**** DATA TO PROCESS
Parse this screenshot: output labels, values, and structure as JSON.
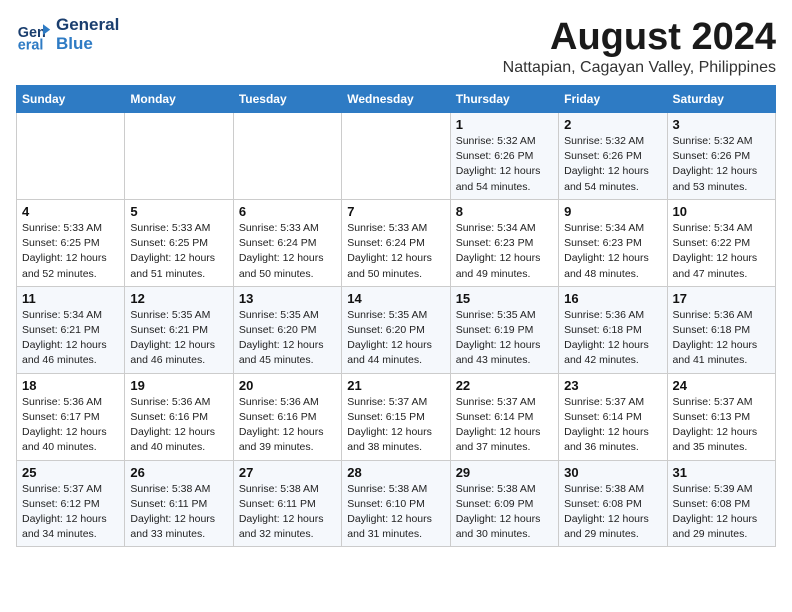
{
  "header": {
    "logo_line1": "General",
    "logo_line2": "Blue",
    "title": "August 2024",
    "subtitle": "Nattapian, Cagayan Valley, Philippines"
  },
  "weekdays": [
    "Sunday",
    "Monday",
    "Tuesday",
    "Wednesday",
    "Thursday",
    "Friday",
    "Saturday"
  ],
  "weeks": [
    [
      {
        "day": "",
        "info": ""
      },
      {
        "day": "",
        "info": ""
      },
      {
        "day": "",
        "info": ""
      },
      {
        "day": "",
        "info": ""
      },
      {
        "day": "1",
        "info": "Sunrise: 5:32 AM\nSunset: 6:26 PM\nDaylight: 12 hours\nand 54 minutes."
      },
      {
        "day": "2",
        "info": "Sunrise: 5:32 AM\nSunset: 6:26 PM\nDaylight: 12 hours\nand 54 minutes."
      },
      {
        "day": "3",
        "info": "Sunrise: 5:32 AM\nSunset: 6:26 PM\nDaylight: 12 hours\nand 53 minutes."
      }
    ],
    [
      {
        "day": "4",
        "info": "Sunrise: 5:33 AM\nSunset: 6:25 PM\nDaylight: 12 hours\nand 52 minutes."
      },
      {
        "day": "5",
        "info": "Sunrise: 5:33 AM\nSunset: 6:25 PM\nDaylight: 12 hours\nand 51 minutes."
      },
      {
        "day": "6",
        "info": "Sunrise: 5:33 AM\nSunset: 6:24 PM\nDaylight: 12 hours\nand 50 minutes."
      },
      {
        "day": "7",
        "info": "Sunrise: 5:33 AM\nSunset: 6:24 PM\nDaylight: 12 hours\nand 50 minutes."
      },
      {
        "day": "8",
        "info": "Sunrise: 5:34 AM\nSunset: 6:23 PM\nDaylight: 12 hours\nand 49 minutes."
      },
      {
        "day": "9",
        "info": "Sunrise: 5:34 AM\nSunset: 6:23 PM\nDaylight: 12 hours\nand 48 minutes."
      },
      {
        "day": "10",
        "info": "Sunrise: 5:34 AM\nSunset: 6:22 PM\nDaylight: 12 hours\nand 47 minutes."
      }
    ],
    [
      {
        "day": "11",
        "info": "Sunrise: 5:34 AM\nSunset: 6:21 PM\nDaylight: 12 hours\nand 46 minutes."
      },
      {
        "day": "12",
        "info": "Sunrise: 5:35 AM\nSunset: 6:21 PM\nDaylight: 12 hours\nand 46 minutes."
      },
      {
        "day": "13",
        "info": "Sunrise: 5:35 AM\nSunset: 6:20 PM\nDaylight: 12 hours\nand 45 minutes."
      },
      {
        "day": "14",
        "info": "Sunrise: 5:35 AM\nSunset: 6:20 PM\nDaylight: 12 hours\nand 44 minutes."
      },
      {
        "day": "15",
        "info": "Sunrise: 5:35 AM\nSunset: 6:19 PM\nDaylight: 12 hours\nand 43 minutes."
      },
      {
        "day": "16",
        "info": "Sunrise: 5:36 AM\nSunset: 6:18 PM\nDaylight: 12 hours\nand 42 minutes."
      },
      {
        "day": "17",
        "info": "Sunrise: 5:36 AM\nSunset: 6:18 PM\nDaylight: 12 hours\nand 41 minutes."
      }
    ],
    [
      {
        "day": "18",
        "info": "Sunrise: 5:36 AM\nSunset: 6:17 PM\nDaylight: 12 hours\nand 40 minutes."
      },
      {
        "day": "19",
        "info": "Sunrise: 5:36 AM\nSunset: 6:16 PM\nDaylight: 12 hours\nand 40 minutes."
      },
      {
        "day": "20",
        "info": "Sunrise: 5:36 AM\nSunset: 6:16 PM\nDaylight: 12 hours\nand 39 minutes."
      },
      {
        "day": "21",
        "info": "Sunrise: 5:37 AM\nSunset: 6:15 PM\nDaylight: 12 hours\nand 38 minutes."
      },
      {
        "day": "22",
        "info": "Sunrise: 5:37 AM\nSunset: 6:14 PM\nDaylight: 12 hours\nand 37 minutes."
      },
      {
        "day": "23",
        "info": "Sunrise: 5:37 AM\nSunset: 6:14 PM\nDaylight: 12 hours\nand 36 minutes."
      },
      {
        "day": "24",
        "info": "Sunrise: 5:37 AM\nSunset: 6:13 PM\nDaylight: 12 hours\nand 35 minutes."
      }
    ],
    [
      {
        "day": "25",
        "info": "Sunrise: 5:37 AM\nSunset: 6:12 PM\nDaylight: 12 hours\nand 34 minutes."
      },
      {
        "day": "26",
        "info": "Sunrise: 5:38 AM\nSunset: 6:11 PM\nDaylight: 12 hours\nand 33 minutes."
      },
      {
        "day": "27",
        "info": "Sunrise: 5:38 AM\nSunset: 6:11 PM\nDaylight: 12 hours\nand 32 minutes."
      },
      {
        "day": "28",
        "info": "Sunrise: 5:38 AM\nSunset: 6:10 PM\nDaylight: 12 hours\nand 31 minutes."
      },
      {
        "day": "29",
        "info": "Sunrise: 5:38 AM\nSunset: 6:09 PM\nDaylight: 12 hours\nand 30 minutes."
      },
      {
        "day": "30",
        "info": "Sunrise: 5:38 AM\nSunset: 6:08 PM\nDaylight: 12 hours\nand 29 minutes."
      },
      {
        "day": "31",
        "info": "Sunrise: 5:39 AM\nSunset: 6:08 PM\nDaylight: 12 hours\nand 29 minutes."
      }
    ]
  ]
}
********
**** DATA TO PROCESS
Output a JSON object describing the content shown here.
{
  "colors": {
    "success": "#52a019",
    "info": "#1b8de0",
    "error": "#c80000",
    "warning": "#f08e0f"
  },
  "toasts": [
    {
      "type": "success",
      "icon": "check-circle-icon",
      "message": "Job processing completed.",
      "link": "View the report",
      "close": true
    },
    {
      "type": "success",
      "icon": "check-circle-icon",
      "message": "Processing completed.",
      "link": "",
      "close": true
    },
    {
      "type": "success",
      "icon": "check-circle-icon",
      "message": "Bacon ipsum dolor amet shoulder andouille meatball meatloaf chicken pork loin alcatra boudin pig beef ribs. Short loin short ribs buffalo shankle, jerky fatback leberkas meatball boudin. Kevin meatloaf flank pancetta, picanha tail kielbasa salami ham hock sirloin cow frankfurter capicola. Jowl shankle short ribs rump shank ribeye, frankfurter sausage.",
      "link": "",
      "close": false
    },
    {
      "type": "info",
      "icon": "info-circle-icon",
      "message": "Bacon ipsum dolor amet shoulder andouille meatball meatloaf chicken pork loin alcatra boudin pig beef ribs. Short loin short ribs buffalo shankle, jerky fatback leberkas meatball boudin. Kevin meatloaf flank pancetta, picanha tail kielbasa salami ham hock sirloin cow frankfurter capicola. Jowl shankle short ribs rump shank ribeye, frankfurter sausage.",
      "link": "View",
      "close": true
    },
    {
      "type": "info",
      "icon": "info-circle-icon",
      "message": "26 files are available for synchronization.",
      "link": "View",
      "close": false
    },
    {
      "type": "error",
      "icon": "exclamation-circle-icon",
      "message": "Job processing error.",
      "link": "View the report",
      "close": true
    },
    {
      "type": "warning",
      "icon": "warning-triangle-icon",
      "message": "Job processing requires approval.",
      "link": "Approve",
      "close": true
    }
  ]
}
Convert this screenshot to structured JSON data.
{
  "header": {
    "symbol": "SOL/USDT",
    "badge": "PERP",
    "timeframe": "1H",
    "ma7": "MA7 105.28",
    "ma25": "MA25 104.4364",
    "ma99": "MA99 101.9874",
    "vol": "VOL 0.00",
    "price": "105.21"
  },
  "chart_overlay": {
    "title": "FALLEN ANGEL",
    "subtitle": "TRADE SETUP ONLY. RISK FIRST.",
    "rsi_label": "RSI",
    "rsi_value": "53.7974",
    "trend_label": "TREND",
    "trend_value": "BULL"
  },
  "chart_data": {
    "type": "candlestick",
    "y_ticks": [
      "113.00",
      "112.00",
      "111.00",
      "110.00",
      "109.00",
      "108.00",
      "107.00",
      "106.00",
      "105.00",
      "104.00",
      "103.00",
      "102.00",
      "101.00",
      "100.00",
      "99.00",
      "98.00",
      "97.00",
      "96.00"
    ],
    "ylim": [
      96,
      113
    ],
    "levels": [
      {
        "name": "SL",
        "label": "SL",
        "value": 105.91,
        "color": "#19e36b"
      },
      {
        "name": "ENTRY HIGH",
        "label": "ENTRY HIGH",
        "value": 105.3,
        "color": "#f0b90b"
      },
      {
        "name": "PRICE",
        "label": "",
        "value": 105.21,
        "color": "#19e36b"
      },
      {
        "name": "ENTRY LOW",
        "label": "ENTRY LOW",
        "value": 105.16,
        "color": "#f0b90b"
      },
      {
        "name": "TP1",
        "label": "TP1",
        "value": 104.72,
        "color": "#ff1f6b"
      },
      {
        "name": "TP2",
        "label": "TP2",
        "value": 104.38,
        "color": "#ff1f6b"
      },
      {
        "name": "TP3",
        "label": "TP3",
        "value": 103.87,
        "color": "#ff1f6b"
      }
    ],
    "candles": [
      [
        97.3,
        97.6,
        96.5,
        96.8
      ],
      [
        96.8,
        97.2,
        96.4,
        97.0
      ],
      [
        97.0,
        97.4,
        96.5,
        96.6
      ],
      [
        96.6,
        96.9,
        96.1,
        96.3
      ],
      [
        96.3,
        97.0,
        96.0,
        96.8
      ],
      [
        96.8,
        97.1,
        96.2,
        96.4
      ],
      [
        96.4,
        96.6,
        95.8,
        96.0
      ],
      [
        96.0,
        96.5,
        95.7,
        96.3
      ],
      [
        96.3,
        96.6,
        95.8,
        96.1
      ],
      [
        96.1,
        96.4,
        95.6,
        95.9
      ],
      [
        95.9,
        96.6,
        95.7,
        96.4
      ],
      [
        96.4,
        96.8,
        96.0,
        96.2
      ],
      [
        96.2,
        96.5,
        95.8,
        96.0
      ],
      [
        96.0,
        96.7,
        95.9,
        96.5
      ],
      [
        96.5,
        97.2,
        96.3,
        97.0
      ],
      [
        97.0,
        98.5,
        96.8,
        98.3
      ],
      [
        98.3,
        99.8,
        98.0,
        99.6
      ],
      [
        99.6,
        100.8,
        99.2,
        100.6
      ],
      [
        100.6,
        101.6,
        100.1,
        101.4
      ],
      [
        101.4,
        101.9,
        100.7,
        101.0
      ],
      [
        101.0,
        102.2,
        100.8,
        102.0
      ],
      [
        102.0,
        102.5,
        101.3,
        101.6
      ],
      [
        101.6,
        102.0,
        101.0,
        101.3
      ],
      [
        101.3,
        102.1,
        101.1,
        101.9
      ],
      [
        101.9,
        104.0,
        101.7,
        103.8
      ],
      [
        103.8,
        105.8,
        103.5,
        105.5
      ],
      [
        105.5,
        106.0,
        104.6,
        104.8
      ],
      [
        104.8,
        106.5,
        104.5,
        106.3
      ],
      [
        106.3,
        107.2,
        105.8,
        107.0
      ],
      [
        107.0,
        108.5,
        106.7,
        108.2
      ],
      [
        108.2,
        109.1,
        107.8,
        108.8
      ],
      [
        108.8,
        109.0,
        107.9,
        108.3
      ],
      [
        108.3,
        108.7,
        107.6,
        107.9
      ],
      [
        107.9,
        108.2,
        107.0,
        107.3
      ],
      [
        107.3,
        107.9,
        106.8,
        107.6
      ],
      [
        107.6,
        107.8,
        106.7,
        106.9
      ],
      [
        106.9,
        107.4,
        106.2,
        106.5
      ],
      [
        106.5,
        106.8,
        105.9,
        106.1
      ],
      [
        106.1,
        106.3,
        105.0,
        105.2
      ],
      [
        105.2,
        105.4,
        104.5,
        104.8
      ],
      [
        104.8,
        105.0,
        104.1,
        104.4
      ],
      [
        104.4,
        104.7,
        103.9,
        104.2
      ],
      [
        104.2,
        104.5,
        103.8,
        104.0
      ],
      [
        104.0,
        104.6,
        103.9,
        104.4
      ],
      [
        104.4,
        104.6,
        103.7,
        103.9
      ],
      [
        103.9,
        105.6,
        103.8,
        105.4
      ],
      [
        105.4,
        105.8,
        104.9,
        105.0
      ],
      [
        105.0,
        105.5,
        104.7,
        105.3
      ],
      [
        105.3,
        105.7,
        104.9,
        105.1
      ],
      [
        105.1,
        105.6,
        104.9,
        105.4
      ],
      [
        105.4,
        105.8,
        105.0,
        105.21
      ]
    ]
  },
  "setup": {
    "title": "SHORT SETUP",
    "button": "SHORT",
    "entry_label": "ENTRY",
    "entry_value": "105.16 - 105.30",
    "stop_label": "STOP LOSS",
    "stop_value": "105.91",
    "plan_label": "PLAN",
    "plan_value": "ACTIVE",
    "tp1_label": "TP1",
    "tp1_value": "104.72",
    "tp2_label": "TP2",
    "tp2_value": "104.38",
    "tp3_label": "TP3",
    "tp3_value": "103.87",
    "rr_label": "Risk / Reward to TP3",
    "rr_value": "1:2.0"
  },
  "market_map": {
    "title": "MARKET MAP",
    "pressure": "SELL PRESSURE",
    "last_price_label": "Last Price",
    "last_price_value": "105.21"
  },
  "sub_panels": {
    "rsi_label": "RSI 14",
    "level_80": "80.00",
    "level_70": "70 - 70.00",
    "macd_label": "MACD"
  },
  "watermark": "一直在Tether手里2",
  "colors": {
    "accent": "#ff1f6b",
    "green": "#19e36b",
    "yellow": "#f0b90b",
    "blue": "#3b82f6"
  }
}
********
Above are several records. Count the lines among them that contain "screenshot" and give only the total.

2